Written problem -
Copy each line below that includes "etwas".

Figure contents as structured data
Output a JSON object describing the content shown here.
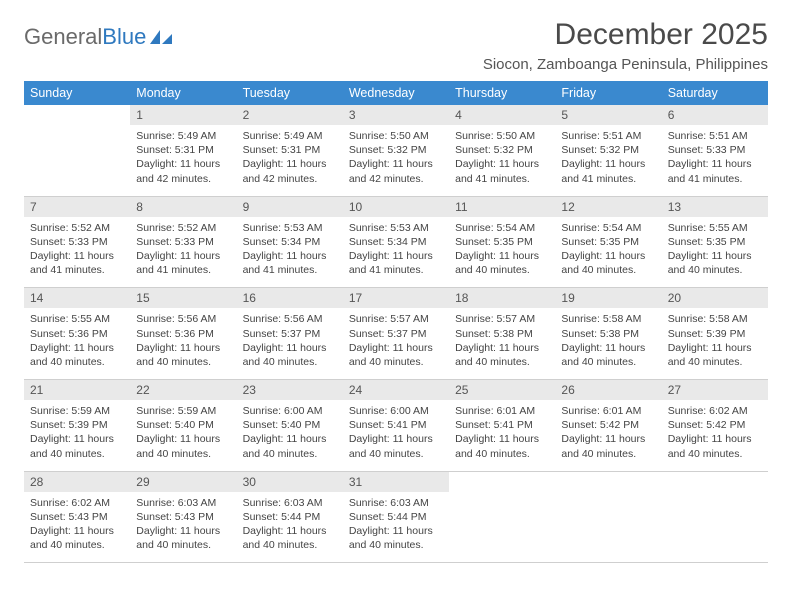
{
  "logo": {
    "text_general": "General",
    "text_blue": "Blue"
  },
  "title": "December 2025",
  "location": "Siocon, Zamboanga Peninsula, Philippines",
  "header_bg": "#3a89cf",
  "header_fg": "#ffffff",
  "daynum_bg": "#e9e9e9",
  "border_color": "#cfcfcf",
  "weekdays": [
    "Sunday",
    "Monday",
    "Tuesday",
    "Wednesday",
    "Thursday",
    "Friday",
    "Saturday"
  ],
  "weeks": [
    {
      "nums": [
        "",
        "1",
        "2",
        "3",
        "4",
        "5",
        "6"
      ],
      "cells": [
        null,
        {
          "sunrise": "5:49 AM",
          "sunset": "5:31 PM",
          "daylight": "11 hours and 42 minutes."
        },
        {
          "sunrise": "5:49 AM",
          "sunset": "5:31 PM",
          "daylight": "11 hours and 42 minutes."
        },
        {
          "sunrise": "5:50 AM",
          "sunset": "5:32 PM",
          "daylight": "11 hours and 42 minutes."
        },
        {
          "sunrise": "5:50 AM",
          "sunset": "5:32 PM",
          "daylight": "11 hours and 41 minutes."
        },
        {
          "sunrise": "5:51 AM",
          "sunset": "5:32 PM",
          "daylight": "11 hours and 41 minutes."
        },
        {
          "sunrise": "5:51 AM",
          "sunset": "5:33 PM",
          "daylight": "11 hours and 41 minutes."
        }
      ]
    },
    {
      "nums": [
        "7",
        "8",
        "9",
        "10",
        "11",
        "12",
        "13"
      ],
      "cells": [
        {
          "sunrise": "5:52 AM",
          "sunset": "5:33 PM",
          "daylight": "11 hours and 41 minutes."
        },
        {
          "sunrise": "5:52 AM",
          "sunset": "5:33 PM",
          "daylight": "11 hours and 41 minutes."
        },
        {
          "sunrise": "5:53 AM",
          "sunset": "5:34 PM",
          "daylight": "11 hours and 41 minutes."
        },
        {
          "sunrise": "5:53 AM",
          "sunset": "5:34 PM",
          "daylight": "11 hours and 41 minutes."
        },
        {
          "sunrise": "5:54 AM",
          "sunset": "5:35 PM",
          "daylight": "11 hours and 40 minutes."
        },
        {
          "sunrise": "5:54 AM",
          "sunset": "5:35 PM",
          "daylight": "11 hours and 40 minutes."
        },
        {
          "sunrise": "5:55 AM",
          "sunset": "5:35 PM",
          "daylight": "11 hours and 40 minutes."
        }
      ]
    },
    {
      "nums": [
        "14",
        "15",
        "16",
        "17",
        "18",
        "19",
        "20"
      ],
      "cells": [
        {
          "sunrise": "5:55 AM",
          "sunset": "5:36 PM",
          "daylight": "11 hours and 40 minutes."
        },
        {
          "sunrise": "5:56 AM",
          "sunset": "5:36 PM",
          "daylight": "11 hours and 40 minutes."
        },
        {
          "sunrise": "5:56 AM",
          "sunset": "5:37 PM",
          "daylight": "11 hours and 40 minutes."
        },
        {
          "sunrise": "5:57 AM",
          "sunset": "5:37 PM",
          "daylight": "11 hours and 40 minutes."
        },
        {
          "sunrise": "5:57 AM",
          "sunset": "5:38 PM",
          "daylight": "11 hours and 40 minutes."
        },
        {
          "sunrise": "5:58 AM",
          "sunset": "5:38 PM",
          "daylight": "11 hours and 40 minutes."
        },
        {
          "sunrise": "5:58 AM",
          "sunset": "5:39 PM",
          "daylight": "11 hours and 40 minutes."
        }
      ]
    },
    {
      "nums": [
        "21",
        "22",
        "23",
        "24",
        "25",
        "26",
        "27"
      ],
      "cells": [
        {
          "sunrise": "5:59 AM",
          "sunset": "5:39 PM",
          "daylight": "11 hours and 40 minutes."
        },
        {
          "sunrise": "5:59 AM",
          "sunset": "5:40 PM",
          "daylight": "11 hours and 40 minutes."
        },
        {
          "sunrise": "6:00 AM",
          "sunset": "5:40 PM",
          "daylight": "11 hours and 40 minutes."
        },
        {
          "sunrise": "6:00 AM",
          "sunset": "5:41 PM",
          "daylight": "11 hours and 40 minutes."
        },
        {
          "sunrise": "6:01 AM",
          "sunset": "5:41 PM",
          "daylight": "11 hours and 40 minutes."
        },
        {
          "sunrise": "6:01 AM",
          "sunset": "5:42 PM",
          "daylight": "11 hours and 40 minutes."
        },
        {
          "sunrise": "6:02 AM",
          "sunset": "5:42 PM",
          "daylight": "11 hours and 40 minutes."
        }
      ]
    },
    {
      "nums": [
        "28",
        "29",
        "30",
        "31",
        "",
        "",
        ""
      ],
      "cells": [
        {
          "sunrise": "6:02 AM",
          "sunset": "5:43 PM",
          "daylight": "11 hours and 40 minutes."
        },
        {
          "sunrise": "6:03 AM",
          "sunset": "5:43 PM",
          "daylight": "11 hours and 40 minutes."
        },
        {
          "sunrise": "6:03 AM",
          "sunset": "5:44 PM",
          "daylight": "11 hours and 40 minutes."
        },
        {
          "sunrise": "6:03 AM",
          "sunset": "5:44 PM",
          "daylight": "11 hours and 40 minutes."
        },
        null,
        null,
        null
      ]
    }
  ],
  "labels": {
    "sunrise_prefix": "Sunrise: ",
    "sunset_prefix": "Sunset: ",
    "daylight_prefix": "Daylight: "
  }
}
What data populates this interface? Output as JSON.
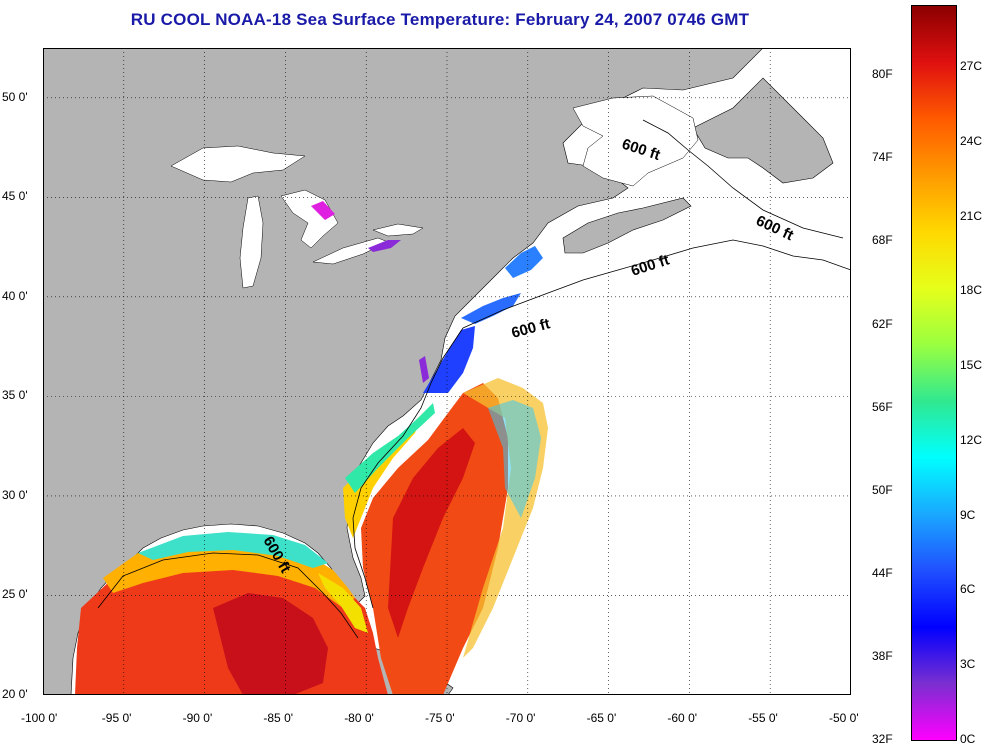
{
  "title": "RU COOL  NOAA-18  Sea Surface Temperature:  February 24, 2007 0746 GMT",
  "map": {
    "lon_range": [
      -100,
      -50
    ],
    "lat_range": [
      20,
      52.5
    ],
    "lon_ticks": [
      "-100 0'",
      "-95 0'",
      "-90 0'",
      "-85 0'",
      "-80 0'",
      "-75 0'",
      "-70 0'",
      "-65 0'",
      "-60 0'",
      "-55 0'",
      "-50 0'"
    ],
    "lat_ticks": [
      "50 0'",
      "45 0'",
      "40 0'",
      "35 0'",
      "30 0'",
      "25 0'",
      "20 0'"
    ],
    "grid": "dotted",
    "contour_label": "600 ft",
    "land_color": "#b4b4b4",
    "no_data_color": "#ffffff"
  },
  "colorbar": {
    "fahrenheit_labels": [
      "80F",
      "74F",
      "68F",
      "62F",
      "56F",
      "50F",
      "44F",
      "38F",
      "32F"
    ],
    "celsius_labels": [
      "27C",
      "24C",
      "21C",
      "18C",
      "15C",
      "12C",
      "9C",
      "6C",
      "3C",
      "0C"
    ],
    "gradient_colors": [
      "#8b0000",
      "#e01010",
      "#ff5a00",
      "#ff9a00",
      "#ffd800",
      "#e6ff1a",
      "#9aff40",
      "#30e890",
      "#00ffff",
      "#1aa8ff",
      "#2050ff",
      "#0000ff",
      "#7a2fd0",
      "#ff00ff"
    ]
  }
}
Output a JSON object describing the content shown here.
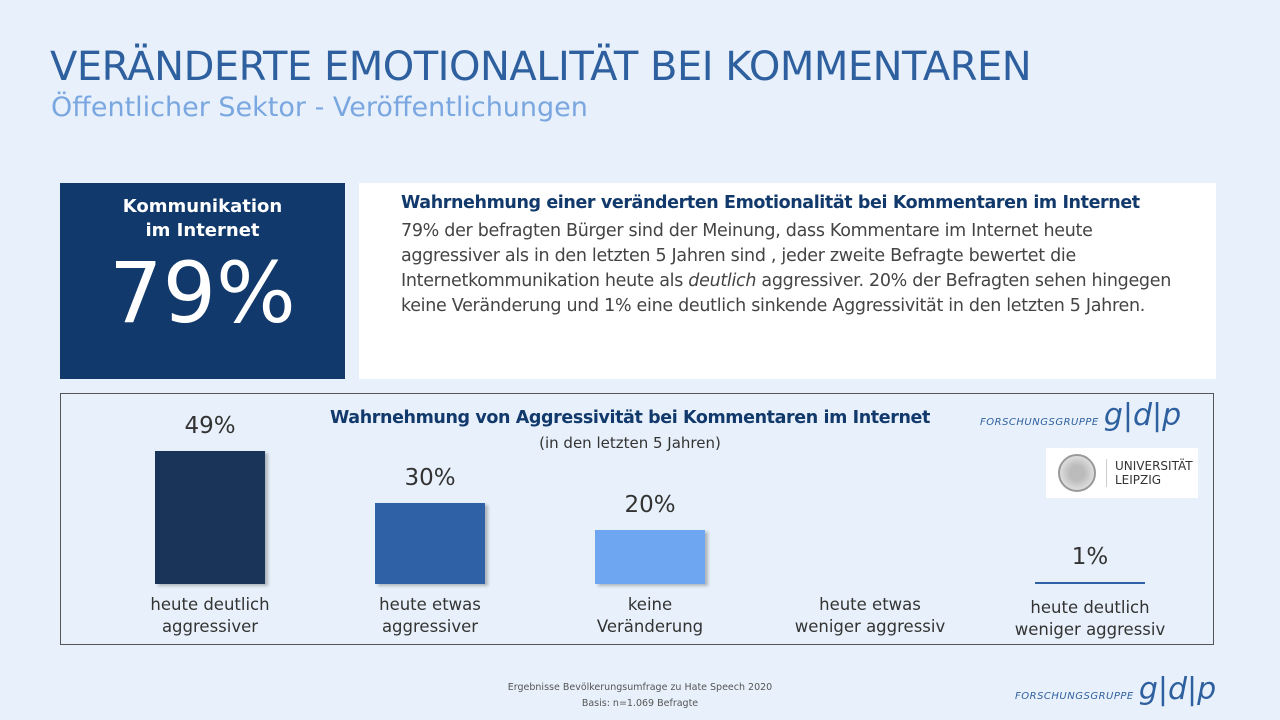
{
  "header": {
    "title": "VERÄNDERTE EMOTIONALITÄT BEI KOMMENTAREN",
    "subtitle": "Öffentlicher Sektor - Veröffentlichungen"
  },
  "kpi": {
    "label": "Kommunikation im Internet",
    "value": "79%"
  },
  "summary": {
    "heading": "Wahrnehmung einer veränderten Emotionalität bei Kommentaren im Internet",
    "text_before": "79% der befragten Bürger sind der Meinung, dass Kommentare im Internet heute aggressiver als in den letzten 5 Jahren sind , jeder zweite Befragte bewertet die Internetkommunikation heute als ",
    "emphasis": "deutlich",
    "text_after": " aggressiver. 20% der Befragten sehen hingegen keine Veränderung und 1% eine deutlich sinkende Aggressivität in den letzten 5 Jahren."
  },
  "chart_data": {
    "type": "bar",
    "title": "Wahrnehmung von Aggressivität bei Kommentaren im Internet",
    "subtitle": "(in den letzten 5 Jahren)",
    "categories": [
      "heute deutlich\naggressiver",
      "heute etwas\naggressiver",
      "keine\nVeränderung",
      "heute etwas\nweniger aggressiv",
      "heute deutlich\nweniger aggressiv"
    ],
    "values": [
      49,
      30,
      20,
      0,
      1
    ],
    "labels": [
      "49%",
      "30%",
      "20%",
      "",
      "1%"
    ],
    "colors": [
      "#1a3358",
      "#2f61a6",
      "#6ea6f2",
      "#2f61a6",
      "#2f61a6"
    ],
    "ylim": [
      0,
      50
    ]
  },
  "logos": {
    "gdp_small": "FORSCHUNGSGRUPPE",
    "gdp_large": "g|d|p",
    "leipzig": "UNIVERSITÄT LEIPZIG"
  },
  "footer": {
    "line1": "Ergebnisse Bevölkerungsumfrage zu Hate Speech 2020",
    "line2": "Basis: n=1.069 Befragte"
  }
}
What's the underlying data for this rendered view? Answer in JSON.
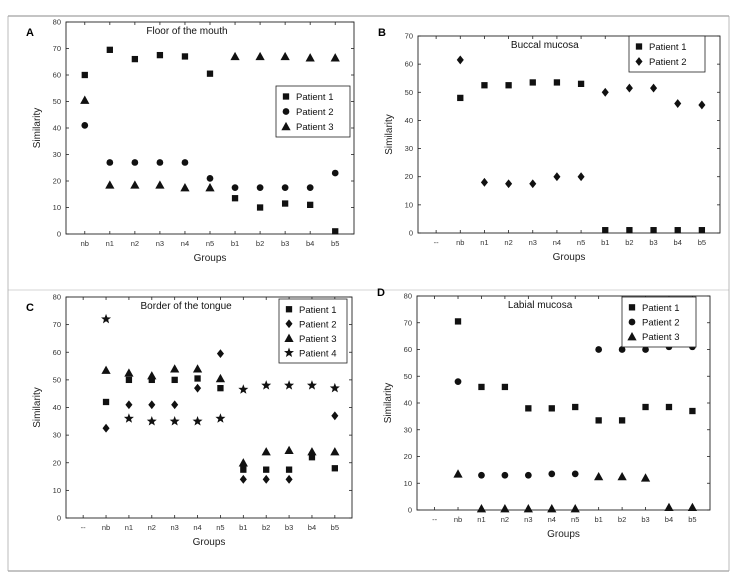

Solution -
      "heute etwas\naggressiver",
      "heute etwas\nweniger aggressiv",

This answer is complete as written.